▶ _Tarefa a realizar_: Devolva na íntegra, sem nenhuma alteração, o texto sobre a mudança de carreira de Alex Duarte para o ensino da produção de pães.

▶ _Documento de origem_:
▬▬▬▬▬▬▬▬▬▬

As áreas em alta nos dias de hoje estão ligadas a bem-estar, desenvolvimento profissional e geração rápida de renda, como meditação e ginástica, computação e gastronomia. Essa última impulsionou o carioca Alex Duarte, 46 anos, vinte deles dedicados à tecnologia da informação. Agora, ensina a produzir pães. Ele já havia feito a virada alguns anos atrás, quando se interessou pela técnica da fermentação natural, aprendeu tudo sobre ela e passou a dar aulas presenciais no mundo pré-vírus. Com a pandemia, o negócio secou, amargou prejuízo, e Alex partiu para o on-line. “Foi o que me salvou”, resume o hoje padeiro, que triplicou a renda e virou um dos maiores professores da Hotmart, com plateia virtual de 1 500 alunos, cada qual pagando 800 reais. “Muitas pessoas que já cultivavam um hobby perceberam que poderiam ganhar dinheiro fazendo o que amam na vida”, afirma Rafael Carvalho, CEO da HeroSpark e um dos autores do livro Paixão S.A.

▬▬▬▬▬▬▬▬▬▬

▶ _Dados brutos_:

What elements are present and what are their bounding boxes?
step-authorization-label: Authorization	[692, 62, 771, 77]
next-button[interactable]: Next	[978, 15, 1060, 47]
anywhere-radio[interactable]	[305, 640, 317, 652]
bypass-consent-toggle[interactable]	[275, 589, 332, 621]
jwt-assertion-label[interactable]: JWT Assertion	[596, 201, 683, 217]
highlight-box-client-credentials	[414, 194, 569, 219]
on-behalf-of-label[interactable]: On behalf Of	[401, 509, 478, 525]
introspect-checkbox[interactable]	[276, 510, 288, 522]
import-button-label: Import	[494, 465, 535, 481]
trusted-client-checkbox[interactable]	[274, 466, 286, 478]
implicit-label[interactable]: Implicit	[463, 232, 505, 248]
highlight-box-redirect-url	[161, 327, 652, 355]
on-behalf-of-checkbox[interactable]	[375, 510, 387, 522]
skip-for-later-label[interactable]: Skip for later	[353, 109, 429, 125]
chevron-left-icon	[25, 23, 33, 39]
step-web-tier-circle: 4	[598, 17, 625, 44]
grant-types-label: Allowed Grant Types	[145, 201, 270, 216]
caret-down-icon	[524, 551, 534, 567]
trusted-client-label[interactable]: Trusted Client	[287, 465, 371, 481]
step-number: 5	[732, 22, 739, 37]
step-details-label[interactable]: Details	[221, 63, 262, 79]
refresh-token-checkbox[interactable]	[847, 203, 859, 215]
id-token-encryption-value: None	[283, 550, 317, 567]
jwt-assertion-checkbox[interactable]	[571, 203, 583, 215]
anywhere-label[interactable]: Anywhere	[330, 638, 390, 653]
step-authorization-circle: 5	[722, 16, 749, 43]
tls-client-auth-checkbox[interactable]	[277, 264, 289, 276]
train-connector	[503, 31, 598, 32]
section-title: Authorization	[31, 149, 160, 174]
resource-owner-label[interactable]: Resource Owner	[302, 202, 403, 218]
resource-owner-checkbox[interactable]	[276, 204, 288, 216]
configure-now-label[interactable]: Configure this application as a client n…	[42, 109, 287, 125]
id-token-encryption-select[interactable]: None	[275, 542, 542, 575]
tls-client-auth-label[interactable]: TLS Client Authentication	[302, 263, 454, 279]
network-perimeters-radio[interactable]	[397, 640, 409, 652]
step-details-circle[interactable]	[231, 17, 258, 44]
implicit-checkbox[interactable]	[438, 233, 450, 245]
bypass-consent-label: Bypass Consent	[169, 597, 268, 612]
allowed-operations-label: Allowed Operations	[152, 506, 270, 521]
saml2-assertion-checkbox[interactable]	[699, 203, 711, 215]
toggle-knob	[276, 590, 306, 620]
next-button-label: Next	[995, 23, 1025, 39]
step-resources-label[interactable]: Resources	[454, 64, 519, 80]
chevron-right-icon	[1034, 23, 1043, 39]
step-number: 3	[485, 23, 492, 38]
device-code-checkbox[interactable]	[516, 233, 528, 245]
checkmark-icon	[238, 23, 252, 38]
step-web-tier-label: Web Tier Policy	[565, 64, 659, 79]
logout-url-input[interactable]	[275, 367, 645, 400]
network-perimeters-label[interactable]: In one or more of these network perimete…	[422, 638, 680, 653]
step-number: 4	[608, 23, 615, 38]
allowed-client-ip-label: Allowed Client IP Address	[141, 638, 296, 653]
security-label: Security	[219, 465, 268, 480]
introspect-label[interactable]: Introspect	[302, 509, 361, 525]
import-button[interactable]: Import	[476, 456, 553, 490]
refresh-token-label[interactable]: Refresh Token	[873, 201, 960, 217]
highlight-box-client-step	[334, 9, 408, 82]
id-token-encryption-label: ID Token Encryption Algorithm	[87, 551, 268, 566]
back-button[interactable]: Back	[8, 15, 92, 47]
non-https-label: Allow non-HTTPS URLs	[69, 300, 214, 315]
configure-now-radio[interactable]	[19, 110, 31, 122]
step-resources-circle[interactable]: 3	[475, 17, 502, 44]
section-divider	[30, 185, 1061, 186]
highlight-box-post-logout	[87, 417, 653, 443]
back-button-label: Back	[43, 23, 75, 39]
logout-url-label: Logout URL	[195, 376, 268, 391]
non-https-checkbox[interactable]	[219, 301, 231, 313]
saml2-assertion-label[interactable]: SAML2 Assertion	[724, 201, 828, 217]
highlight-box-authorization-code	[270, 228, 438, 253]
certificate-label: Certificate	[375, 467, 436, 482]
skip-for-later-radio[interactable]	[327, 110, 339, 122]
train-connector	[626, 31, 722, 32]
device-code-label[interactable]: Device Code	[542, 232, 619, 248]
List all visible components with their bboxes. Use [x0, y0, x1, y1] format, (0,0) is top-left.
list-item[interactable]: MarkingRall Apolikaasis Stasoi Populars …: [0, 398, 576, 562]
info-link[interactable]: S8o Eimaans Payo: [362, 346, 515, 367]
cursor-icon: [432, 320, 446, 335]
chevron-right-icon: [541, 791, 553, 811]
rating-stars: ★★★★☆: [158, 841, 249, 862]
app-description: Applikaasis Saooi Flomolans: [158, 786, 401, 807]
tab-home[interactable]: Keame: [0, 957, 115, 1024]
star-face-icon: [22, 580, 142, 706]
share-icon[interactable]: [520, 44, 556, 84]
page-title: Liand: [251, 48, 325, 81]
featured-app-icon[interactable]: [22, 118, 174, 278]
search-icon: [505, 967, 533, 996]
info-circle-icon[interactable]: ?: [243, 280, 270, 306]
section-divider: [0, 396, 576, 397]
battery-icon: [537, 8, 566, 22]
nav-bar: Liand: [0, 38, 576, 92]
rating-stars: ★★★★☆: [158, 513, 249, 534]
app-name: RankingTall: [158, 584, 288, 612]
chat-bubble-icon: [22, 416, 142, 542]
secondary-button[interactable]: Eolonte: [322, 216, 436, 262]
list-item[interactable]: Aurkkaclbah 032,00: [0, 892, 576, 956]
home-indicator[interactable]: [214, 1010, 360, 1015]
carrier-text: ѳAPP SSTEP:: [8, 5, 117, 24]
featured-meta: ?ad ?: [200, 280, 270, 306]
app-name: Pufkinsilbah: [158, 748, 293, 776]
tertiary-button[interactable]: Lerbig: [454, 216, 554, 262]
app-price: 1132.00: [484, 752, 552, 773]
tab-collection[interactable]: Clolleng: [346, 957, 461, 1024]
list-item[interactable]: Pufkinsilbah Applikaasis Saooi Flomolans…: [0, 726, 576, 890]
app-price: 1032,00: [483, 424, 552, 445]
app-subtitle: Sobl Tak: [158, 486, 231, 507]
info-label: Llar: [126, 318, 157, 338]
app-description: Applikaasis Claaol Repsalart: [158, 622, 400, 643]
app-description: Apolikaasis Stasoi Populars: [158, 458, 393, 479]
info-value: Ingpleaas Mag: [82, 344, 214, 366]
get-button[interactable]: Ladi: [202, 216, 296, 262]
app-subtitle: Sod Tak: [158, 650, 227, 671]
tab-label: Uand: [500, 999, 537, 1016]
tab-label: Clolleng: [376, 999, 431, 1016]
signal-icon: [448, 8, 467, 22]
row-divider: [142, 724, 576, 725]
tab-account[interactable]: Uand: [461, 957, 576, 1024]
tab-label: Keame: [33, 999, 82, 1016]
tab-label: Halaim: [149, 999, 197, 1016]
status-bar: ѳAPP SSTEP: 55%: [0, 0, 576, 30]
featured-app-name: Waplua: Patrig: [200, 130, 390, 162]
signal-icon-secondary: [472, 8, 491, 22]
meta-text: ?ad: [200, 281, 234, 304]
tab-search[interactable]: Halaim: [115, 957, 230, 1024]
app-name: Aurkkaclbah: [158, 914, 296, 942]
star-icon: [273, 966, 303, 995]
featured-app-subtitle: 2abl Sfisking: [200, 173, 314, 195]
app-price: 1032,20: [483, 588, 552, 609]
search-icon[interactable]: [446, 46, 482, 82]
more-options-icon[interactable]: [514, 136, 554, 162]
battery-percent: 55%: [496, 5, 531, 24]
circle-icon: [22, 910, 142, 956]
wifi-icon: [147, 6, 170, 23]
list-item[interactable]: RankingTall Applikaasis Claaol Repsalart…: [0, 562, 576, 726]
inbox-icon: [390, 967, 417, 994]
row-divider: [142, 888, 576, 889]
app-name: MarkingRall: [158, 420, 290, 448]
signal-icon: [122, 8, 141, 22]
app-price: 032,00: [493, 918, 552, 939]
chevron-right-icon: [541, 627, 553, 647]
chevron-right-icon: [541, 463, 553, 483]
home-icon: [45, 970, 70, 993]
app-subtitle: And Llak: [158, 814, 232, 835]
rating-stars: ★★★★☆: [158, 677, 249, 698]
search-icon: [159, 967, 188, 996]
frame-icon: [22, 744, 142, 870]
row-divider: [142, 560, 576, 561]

▬▬▬▬▬▬▬▬▬▬

▶ _Resultado da tarefa_:
As áreas em alta nos dias de hoje estão ligadas a bem-estar, desenvolvimento profissional e geração rápida de renda, como meditação e ginástica, computação e gastronomia. Essa última impulsionou o carioca Alex Duarte, 46 anos, vinte deles dedicados à tecnologia da informação. Agora, ensina a produzir pães. Ele já havia feito a virada alguns anos atrás, quando se interessou pela técnica da fermentação natural, aprendeu tudo sobre ela e passou a dar aulas presenciais no mundo pré-vírus. Com a pandemia, o negócio secou, amargou prejuízo, e Alex partiu para o on-line. “Foi o que me salvou”, resume o hoje padeiro, que triplicou a renda e virou um dos maiores professores da Hotmart, com plateia virtual de 1 500 alunos, cada qual pagando 800 reais. “Muitas pessoas que já cultivavam um hobby perceberam que poderiam ganhar dinheiro fazendo o que amam na vida”, afirma Rafael Carvalho, CEO da HeroSpark e um dos autores do livro Paixão S.A.